------ DATA FOR THE TASK
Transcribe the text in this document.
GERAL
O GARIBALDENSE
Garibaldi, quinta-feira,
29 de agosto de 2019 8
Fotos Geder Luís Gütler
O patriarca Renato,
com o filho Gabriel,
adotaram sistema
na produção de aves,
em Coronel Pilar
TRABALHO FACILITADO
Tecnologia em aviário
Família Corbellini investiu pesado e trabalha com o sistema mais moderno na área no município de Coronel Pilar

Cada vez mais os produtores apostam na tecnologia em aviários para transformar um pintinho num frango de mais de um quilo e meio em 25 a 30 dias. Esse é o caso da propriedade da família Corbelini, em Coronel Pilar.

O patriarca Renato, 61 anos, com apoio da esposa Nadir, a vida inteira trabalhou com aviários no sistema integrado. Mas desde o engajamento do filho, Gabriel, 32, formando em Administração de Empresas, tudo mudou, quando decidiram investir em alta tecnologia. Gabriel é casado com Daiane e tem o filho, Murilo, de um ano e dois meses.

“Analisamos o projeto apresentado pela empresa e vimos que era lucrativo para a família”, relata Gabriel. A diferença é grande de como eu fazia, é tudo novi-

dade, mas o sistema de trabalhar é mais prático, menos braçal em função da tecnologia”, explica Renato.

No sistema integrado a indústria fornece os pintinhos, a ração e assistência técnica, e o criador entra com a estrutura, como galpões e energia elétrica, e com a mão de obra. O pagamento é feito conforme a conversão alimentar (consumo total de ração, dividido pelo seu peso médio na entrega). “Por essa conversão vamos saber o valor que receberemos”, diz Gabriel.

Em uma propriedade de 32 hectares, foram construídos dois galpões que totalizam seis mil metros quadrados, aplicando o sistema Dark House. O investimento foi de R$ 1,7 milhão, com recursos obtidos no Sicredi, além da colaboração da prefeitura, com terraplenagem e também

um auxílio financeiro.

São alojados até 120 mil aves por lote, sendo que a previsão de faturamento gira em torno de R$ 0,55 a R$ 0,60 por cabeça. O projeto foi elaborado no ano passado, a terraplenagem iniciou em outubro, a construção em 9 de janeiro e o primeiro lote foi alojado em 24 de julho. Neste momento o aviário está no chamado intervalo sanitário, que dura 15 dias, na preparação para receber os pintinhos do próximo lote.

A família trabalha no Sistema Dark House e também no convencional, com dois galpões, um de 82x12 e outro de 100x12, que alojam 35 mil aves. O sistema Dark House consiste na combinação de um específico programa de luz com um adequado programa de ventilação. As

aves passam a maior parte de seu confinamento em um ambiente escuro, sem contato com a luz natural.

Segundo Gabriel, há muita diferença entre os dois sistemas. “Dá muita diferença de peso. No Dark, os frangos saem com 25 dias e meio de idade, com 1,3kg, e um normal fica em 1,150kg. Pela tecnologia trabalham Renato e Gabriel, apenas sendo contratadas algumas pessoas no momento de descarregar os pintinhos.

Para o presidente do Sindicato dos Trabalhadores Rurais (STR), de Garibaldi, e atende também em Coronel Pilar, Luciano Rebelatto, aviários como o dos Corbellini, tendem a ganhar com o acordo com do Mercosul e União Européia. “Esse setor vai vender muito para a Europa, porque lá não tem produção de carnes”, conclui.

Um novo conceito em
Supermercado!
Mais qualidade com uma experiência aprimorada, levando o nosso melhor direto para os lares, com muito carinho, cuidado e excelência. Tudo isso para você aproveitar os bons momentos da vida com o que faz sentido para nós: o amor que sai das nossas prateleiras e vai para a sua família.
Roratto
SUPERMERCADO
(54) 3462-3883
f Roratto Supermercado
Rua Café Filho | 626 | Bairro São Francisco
------------
------ DATA FOR THE TASK
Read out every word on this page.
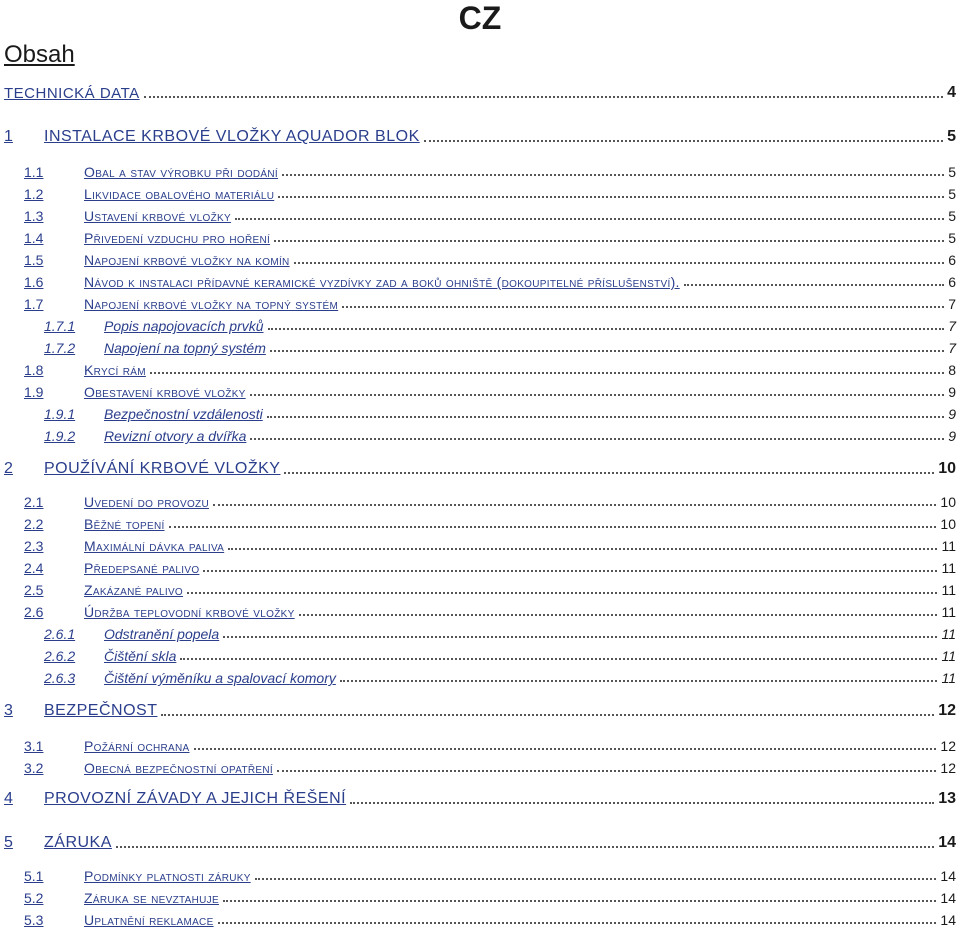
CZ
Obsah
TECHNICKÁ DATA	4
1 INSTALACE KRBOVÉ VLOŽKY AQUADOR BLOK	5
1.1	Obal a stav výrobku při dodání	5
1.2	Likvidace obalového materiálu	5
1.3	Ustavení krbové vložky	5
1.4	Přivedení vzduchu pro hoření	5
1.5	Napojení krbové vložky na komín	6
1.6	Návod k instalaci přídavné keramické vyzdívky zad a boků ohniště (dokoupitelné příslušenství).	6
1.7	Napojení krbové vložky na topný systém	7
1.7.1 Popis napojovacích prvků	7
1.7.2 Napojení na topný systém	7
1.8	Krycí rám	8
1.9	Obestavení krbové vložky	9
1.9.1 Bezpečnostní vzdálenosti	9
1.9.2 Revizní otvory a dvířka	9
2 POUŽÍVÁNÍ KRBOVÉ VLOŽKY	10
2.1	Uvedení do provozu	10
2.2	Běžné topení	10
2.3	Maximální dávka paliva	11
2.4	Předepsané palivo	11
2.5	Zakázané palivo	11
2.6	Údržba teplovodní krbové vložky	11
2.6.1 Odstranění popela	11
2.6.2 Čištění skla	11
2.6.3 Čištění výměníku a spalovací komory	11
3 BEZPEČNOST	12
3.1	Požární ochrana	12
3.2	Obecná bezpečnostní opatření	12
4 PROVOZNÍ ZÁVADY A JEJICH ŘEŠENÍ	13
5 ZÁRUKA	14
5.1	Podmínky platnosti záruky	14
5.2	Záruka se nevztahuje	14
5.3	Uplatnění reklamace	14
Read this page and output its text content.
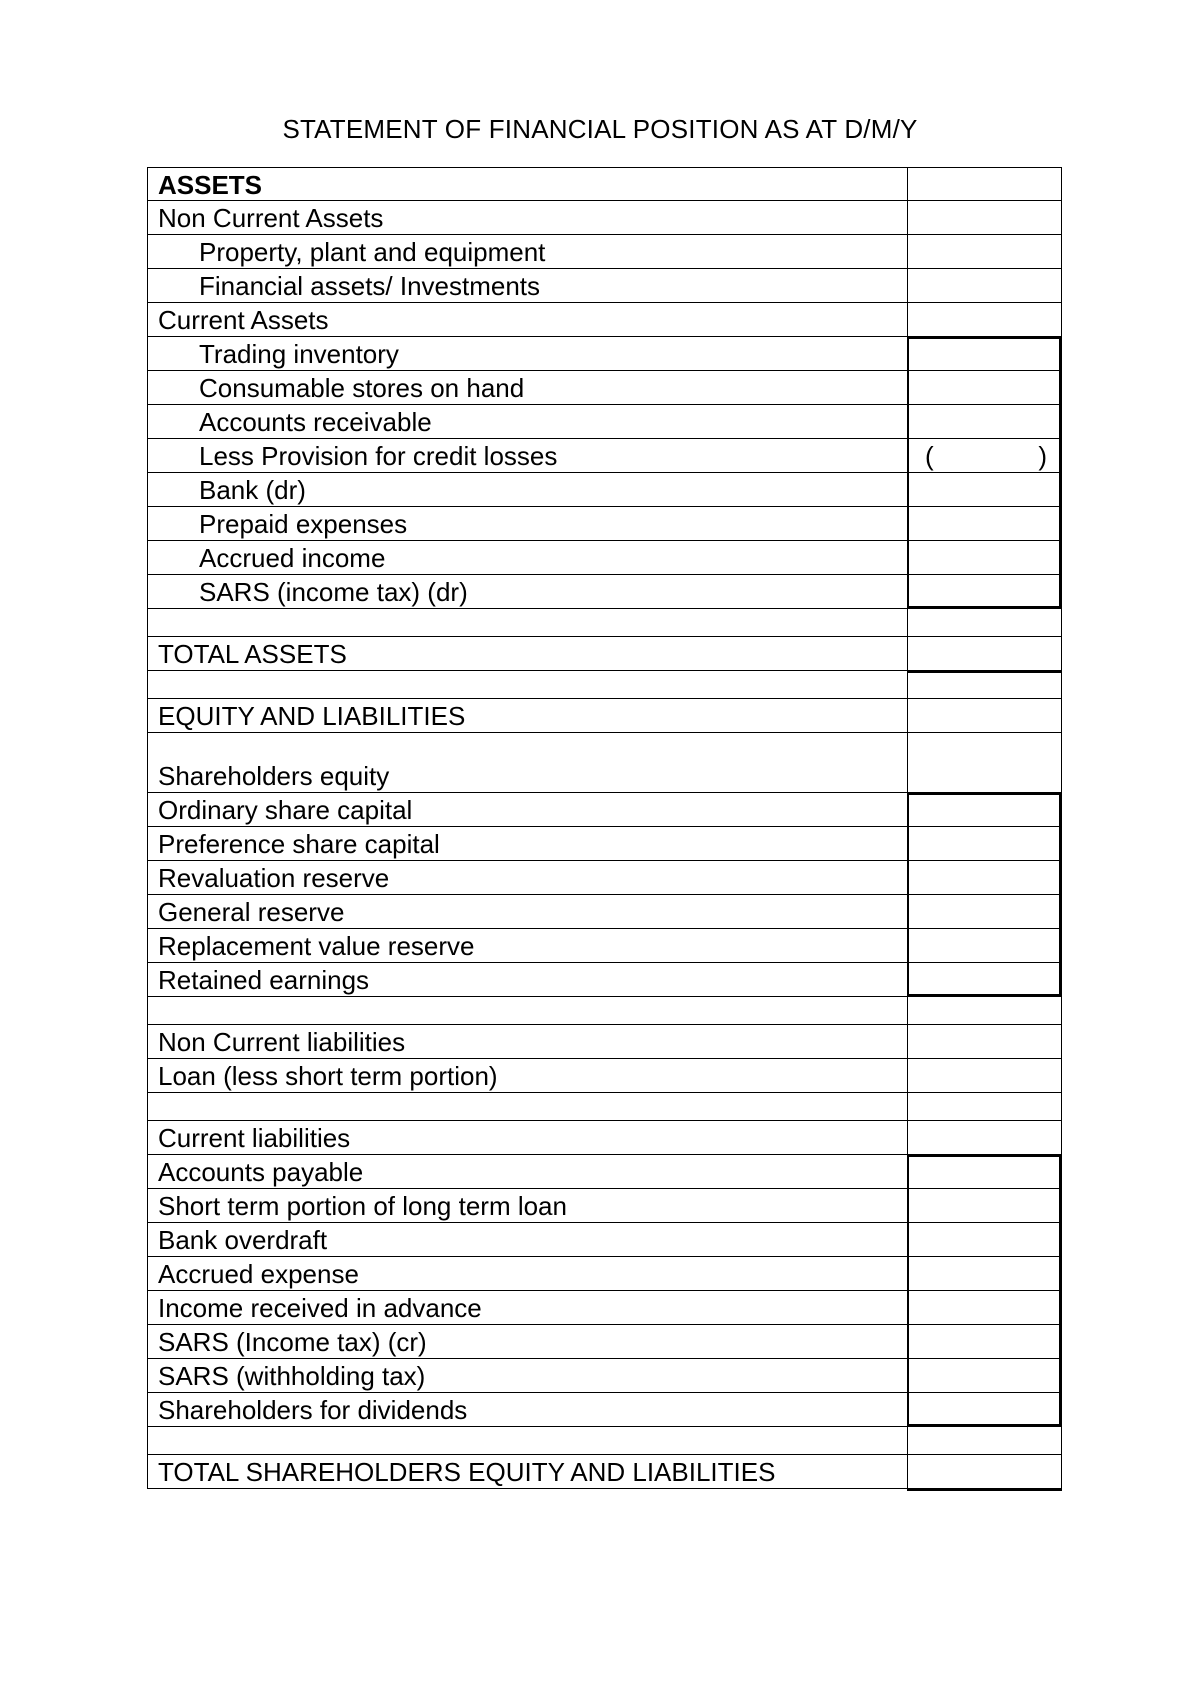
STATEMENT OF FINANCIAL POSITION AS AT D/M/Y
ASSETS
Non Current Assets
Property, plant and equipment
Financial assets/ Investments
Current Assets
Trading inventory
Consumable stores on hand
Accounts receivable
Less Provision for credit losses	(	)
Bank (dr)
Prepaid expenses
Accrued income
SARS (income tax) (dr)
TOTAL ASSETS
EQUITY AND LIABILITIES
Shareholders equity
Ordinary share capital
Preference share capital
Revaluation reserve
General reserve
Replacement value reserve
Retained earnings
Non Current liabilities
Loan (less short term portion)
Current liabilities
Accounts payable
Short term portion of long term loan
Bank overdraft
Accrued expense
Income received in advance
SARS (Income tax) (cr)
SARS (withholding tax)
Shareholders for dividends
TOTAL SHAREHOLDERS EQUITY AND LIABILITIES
------------
------ DATA FOR THE TASK
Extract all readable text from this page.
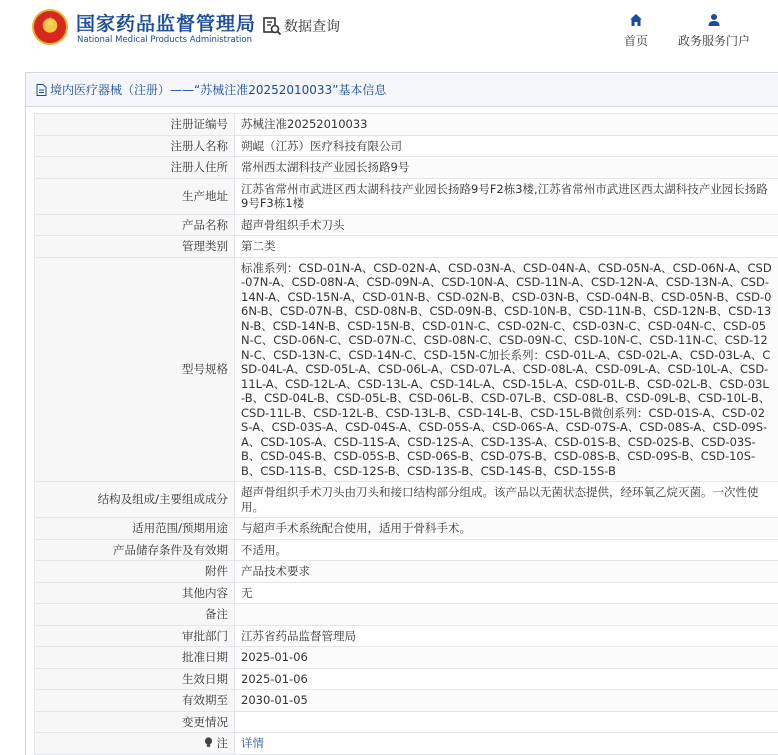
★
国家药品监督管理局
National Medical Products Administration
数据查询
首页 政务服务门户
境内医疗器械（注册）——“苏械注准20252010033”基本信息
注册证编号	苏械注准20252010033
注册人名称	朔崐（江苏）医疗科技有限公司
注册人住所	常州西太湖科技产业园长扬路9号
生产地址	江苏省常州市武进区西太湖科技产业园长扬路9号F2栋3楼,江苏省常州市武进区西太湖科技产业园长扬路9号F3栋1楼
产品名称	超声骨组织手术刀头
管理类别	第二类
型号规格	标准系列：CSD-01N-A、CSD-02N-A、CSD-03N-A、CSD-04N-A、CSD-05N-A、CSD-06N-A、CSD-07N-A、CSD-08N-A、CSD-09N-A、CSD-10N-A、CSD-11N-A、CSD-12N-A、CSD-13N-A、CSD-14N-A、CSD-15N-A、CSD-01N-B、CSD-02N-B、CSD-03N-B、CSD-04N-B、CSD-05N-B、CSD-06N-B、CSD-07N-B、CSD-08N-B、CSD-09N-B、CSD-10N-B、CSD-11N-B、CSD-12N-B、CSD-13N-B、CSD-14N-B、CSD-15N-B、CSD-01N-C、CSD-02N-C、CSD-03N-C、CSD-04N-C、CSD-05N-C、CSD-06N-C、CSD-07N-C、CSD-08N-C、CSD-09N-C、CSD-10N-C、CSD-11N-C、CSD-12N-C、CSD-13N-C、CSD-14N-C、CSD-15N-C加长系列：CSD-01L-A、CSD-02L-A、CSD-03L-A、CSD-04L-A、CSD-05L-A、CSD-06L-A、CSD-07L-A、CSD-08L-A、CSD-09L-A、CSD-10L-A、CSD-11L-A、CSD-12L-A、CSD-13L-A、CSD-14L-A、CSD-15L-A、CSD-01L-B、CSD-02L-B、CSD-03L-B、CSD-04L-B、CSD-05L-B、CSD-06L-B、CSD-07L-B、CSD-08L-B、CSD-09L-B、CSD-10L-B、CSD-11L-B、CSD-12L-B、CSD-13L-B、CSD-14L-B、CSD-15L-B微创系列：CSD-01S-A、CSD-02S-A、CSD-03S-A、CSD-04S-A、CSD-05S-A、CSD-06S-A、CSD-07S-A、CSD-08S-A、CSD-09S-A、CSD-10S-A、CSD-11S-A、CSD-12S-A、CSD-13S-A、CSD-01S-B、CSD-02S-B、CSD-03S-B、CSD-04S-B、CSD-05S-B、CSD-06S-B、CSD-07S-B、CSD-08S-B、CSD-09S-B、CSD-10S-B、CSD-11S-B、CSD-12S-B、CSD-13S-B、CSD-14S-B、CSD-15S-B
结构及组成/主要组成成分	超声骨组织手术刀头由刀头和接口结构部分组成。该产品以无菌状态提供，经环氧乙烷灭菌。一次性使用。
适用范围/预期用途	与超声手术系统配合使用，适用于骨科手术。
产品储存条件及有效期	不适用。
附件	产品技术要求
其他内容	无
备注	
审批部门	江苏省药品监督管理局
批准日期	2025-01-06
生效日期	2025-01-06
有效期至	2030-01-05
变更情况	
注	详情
------------
Return every line holding the word "Garibaldi" from the records.

Garibaldi, quinta-feira,
Para o presidente do Sindicato dos Trabalhadores Rurais (STR), de Garibaldi, e atende também em Coronel Pilar, Luciano Rebelatto, aviários como o dos Corbellini, tendem a ganhar com o acordo com do Mercosul e União Européia. “Esse setor vai vender muito para a Europa, porque lá não tem produção de carnes”, conclui.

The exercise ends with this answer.